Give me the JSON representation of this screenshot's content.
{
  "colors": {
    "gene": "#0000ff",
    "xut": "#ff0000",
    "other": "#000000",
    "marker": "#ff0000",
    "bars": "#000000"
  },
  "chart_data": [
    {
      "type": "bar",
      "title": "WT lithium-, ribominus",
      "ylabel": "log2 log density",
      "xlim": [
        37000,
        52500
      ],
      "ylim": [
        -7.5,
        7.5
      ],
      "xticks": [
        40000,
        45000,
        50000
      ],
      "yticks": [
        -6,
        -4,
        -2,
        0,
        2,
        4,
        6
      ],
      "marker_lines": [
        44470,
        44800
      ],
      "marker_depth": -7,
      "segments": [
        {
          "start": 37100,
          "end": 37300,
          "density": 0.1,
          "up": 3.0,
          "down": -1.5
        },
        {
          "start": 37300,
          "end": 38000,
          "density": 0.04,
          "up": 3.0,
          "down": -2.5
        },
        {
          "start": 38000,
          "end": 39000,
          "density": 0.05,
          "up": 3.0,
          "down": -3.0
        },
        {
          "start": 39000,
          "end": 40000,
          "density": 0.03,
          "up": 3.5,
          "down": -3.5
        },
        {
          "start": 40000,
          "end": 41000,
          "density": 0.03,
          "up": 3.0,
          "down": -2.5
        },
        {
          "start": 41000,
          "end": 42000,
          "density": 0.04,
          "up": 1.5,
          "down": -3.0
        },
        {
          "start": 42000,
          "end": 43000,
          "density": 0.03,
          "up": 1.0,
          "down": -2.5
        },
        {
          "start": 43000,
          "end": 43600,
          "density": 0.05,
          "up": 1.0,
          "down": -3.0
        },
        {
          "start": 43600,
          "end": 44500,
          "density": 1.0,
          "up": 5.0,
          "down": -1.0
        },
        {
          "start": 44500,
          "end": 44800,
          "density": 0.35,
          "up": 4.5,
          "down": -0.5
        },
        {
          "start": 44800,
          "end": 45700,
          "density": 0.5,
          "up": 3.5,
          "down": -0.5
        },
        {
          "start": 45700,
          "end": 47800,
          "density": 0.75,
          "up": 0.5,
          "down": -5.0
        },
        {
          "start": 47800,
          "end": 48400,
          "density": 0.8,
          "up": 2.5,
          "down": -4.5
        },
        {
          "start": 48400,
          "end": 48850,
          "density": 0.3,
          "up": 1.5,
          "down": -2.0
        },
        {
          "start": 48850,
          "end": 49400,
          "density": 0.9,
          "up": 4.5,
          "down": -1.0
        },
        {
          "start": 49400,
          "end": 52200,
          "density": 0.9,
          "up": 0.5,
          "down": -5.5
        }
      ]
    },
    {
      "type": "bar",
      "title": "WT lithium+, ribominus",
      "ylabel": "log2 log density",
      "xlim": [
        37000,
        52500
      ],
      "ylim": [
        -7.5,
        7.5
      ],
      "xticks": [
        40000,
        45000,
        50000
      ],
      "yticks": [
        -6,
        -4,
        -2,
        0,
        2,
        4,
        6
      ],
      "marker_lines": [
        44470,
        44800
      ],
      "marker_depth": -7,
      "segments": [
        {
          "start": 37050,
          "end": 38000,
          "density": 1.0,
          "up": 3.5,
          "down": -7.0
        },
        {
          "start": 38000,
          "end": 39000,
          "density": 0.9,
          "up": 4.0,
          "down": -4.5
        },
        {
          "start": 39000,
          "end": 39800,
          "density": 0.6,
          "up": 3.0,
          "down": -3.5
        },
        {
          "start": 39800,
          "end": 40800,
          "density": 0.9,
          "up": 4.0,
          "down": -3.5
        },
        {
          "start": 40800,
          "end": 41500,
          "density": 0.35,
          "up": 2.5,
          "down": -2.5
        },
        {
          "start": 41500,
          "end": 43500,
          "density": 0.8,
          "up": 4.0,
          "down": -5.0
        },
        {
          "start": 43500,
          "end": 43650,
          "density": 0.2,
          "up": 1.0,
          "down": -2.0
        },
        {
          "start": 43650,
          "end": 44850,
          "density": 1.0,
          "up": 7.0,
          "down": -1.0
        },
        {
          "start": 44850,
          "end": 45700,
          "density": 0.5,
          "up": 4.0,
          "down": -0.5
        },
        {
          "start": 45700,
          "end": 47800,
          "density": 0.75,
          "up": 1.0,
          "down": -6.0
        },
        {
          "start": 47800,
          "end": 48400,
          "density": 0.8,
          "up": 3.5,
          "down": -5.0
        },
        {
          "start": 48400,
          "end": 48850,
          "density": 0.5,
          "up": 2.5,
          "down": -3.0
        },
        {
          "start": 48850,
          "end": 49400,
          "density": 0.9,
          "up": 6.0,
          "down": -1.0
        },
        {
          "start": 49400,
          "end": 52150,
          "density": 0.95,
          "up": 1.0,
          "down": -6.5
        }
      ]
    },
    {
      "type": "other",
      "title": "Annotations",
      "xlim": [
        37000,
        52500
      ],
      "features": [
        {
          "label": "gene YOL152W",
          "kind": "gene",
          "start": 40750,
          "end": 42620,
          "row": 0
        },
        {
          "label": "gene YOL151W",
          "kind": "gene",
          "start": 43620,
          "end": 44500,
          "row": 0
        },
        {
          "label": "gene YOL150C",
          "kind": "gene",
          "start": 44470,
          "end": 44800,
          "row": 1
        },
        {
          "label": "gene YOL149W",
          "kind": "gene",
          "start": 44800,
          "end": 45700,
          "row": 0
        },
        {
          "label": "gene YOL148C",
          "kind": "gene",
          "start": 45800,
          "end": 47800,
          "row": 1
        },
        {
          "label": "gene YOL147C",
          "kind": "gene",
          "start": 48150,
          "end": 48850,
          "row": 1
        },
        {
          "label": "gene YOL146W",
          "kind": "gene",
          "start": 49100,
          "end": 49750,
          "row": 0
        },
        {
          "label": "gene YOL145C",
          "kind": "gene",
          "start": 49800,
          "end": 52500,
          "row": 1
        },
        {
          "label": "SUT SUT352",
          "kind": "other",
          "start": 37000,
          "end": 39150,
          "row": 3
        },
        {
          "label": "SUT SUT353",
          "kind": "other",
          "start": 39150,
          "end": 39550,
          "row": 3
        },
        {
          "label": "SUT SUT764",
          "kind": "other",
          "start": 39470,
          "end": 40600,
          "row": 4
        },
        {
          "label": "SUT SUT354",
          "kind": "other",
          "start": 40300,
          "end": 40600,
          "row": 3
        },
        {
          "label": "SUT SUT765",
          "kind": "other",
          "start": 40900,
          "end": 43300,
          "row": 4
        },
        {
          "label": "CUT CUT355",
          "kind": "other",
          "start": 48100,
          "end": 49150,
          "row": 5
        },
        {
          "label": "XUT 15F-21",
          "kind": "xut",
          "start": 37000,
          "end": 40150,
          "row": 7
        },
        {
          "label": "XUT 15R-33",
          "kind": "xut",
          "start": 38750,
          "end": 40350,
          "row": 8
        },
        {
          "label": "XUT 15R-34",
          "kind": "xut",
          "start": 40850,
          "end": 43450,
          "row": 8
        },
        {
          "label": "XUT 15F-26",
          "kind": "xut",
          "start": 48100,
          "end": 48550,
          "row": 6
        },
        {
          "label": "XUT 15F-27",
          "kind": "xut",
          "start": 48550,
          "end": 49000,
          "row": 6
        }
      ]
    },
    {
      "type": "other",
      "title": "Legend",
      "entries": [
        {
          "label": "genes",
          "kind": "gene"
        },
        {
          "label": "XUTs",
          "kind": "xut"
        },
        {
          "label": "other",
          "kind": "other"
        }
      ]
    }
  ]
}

#### [WHAT THE TASK ASKS]
Every record above needs to be repeated word for word.

#### [FINISHED TASK]
Give me the JSON representation of this screenshot's content.
{
  "colors": {
    "gene": "#0000ff",
    "xut": "#ff0000",
    "other": "#000000",
    "marker": "#ff0000",
    "bars": "#000000"
  },
  "chart_data": [
    {
      "type": "bar",
      "title": "WT lithium-, ribominus",
      "ylabel": "log2 log density",
      "xlim": [
        37000,
        52500
      ],
      "ylim": [
        -7.5,
        7.5
      ],
      "xticks": [
        40000,
        45000,
        50000
      ],
      "yticks": [
        -6,
        -4,
        -2,
        0,
        2,
        4,
        6
      ],
      "marker_lines": [
        44470,
        44800
      ],
      "marker_depth": -7,
      "segments": [
        {
          "start": 37100,
          "end": 37300,
          "density": 0.1,
          "up": 3.0,
          "down": -1.5
        },
        {
          "start": 37300,
          "end": 38000,
          "density": 0.04,
          "up": 3.0,
          "down": -2.5
        },
        {
          "start": 38000,
          "end": 39000,
          "density": 0.05,
          "up": 3.0,
          "down": -3.0
        },
        {
          "start": 39000,
          "end": 40000,
          "density": 0.03,
          "up": 3.5,
          "down": -3.5
        },
        {
          "start": 40000,
          "end": 41000,
          "density": 0.03,
          "up": 3.0,
          "down": -2.5
        },
        {
          "start": 41000,
          "end": 42000,
          "density": 0.04,
          "up": 1.5,
          "down": -3.0
        },
        {
          "start": 42000,
          "end": 43000,
          "density": 0.03,
          "up": 1.0,
          "down": -2.5
        },
        {
          "start": 43000,
          "end": 43600,
          "density": 0.05,
          "up": 1.0,
          "down": -3.0
        },
        {
          "start": 43600,
          "end": 44500,
          "density": 1.0,
          "up": 5.0,
          "down": -1.0
        },
        {
          "start": 44500,
          "end": 44800,
          "density": 0.35,
          "up": 4.5,
          "down": -0.5
        },
        {
          "start": 44800,
          "end": 45700,
          "density": 0.5,
          "up": 3.5,
          "down": -0.5
        },
        {
          "start": 45700,
          "end": 47800,
          "density": 0.75,
          "up": 0.5,
          "down": -5.0
        },
        {
          "start": 47800,
          "end": 48400,
          "density": 0.8,
          "up": 2.5,
          "down": -4.5
        },
        {
          "start": 48400,
          "end": 48850,
          "density": 0.3,
          "up": 1.5,
          "down": -2.0
        },
        {
          "start": 48850,
          "end": 49400,
          "density": 0.9,
          "up": 4.5,
          "down": -1.0
        },
        {
          "start": 49400,
          "end": 52200,
          "density": 0.9,
          "up": 0.5,
          "down": -5.5
        }
      ]
    },
    {
      "type": "bar",
      "title": "WT lithium+, ribominus",
      "ylabel": "log2 log density",
      "xlim": [
        37000,
        52500
      ],
      "ylim": [
        -7.5,
        7.5
      ],
      "xticks": [
        40000,
        45000,
        50000
      ],
      "yticks": [
        -6,
        -4,
        -2,
        0,
        2,
        4,
        6
      ],
      "marker_lines": [
        44470,
        44800
      ],
      "marker_depth": -7,
      "segments": [
        {
          "start": 37050,
          "end": 38000,
          "density": 1.0,
          "up": 3.5,
          "down": -7.0
        },
        {
          "start": 38000,
          "end": 39000,
          "density": 0.9,
          "up": 4.0,
          "down": -4.5
        },
        {
          "start": 39000,
          "end": 39800,
          "density": 0.6,
          "up": 3.0,
          "down": -3.5
        },
        {
          "start": 39800,
          "end": 40800,
          "density": 0.9,
          "up": 4.0,
          "down": -3.5
        },
        {
          "start": 40800,
          "end": 41500,
          "density": 0.35,
          "up": 2.5,
          "down": -2.5
        },
        {
          "start": 41500,
          "end": 43500,
          "density": 0.8,
          "up": 4.0,
          "down": -5.0
        },
        {
          "start": 43500,
          "end": 43650,
          "density": 0.2,
          "up": 1.0,
          "down": -2.0
        },
        {
          "start": 43650,
          "end": 44850,
          "density": 1.0,
          "up": 7.0,
          "down": -1.0
        },
        {
          "start": 44850,
          "end": 45700,
          "density": 0.5,
          "up": 4.0,
          "down": -0.5
        },
        {
          "start": 45700,
          "end": 47800,
          "density": 0.75,
          "up": 1.0,
          "down": -6.0
        },
        {
          "start": 47800,
          "end": 48400,
          "density": 0.8,
          "up": 3.5,
          "down": -5.0
        },
        {
          "start": 48400,
          "end": 48850,
          "density": 0.5,
          "up": 2.5,
          "down": -3.0
        },
        {
          "start": 48850,
          "end": 49400,
          "density": 0.9,
          "up": 6.0,
          "down": -1.0
        },
        {
          "start": 49400,
          "end": 52150,
          "density": 0.95,
          "up": 1.0,
          "down": -6.5
        }
      ]
    },
    {
      "type": "other",
      "title": "Annotations",
      "xlim": [
        37000,
        52500
      ],
      "features": [
        {
          "label": "gene YOL152W",
          "kind": "gene",
          "start": 40750,
          "end": 42620,
          "row": 0
        },
        {
          "label": "gene YOL151W",
          "kind": "gene",
          "start": 43620,
          "end": 44500,
          "row": 0
        },
        {
          "label": "gene YOL150C",
          "kind": "gene",
          "start": 44470,
          "end": 44800,
          "row": 1
        },
        {
          "label": "gene YOL149W",
          "kind": "gene",
          "start": 44800,
          "end": 45700,
          "row": 0
        },
        {
          "label": "gene YOL148C",
          "kind": "gene",
          "start": 45800,
          "end": 47800,
          "row": 1
        },
        {
          "label": "gene YOL147C",
          "kind": "gene",
          "start": 48150,
          "end": 48850,
          "row": 1
        },
        {
          "label": "gene YOL146W",
          "kind": "gene",
          "start": 49100,
          "end": 49750,
          "row": 0
        },
        {
          "label": "gene YOL145C",
          "kind": "gene",
          "start": 49800,
          "end": 52500,
          "row": 1
        },
        {
          "label": "SUT SUT352",
          "kind": "other",
          "start": 37000,
          "end": 39150,
          "row": 3
        },
        {
          "label": "SUT SUT353",
          "kind": "other",
          "start": 39150,
          "end": 39550,
          "row": 3
        },
        {
          "label": "SUT SUT764",
          "kind": "other",
          "start": 39470,
          "end": 40600,
          "row": 4
        },
        {
          "label": "SUT SUT354",
          "kind": "other",
          "start": 40300,
          "end": 40600,
          "row": 3
        },
        {
          "label": "SUT SUT765",
          "kind": "other",
          "start": 40900,
          "end": 43300,
          "row": 4
        },
        {
          "label": "CUT CUT355",
          "kind": "other",
          "start": 48100,
          "end": 49150,
          "row": 5
        },
        {
          "label": "XUT 15F-21",
          "kind": "xut",
          "start": 37000,
          "end": 40150,
          "row": 7
        },
        {
          "label": "XUT 15R-33",
          "kind": "xut",
          "start": 38750,
          "end": 40350,
          "row": 8
        },
        {
          "label": "XUT 15R-34",
          "kind": "xut",
          "start": 40850,
          "end": 43450,
          "row": 8
        },
        {
          "label": "XUT 15F-26",
          "kind": "xut",
          "start": 48100,
          "end": 48550,
          "row": 6
        },
        {
          "label": "XUT 15F-27",
          "kind": "xut",
          "start": 48550,
          "end": 49000,
          "row": 6
        }
      ]
    },
    {
      "type": "other",
      "title": "Legend",
      "entries": [
        {
          "label": "genes",
          "kind": "gene"
        },
        {
          "label": "XUTs",
          "kind": "xut"
        },
        {
          "label": "other",
          "kind": "other"
        }
      ]
    }
  ]
}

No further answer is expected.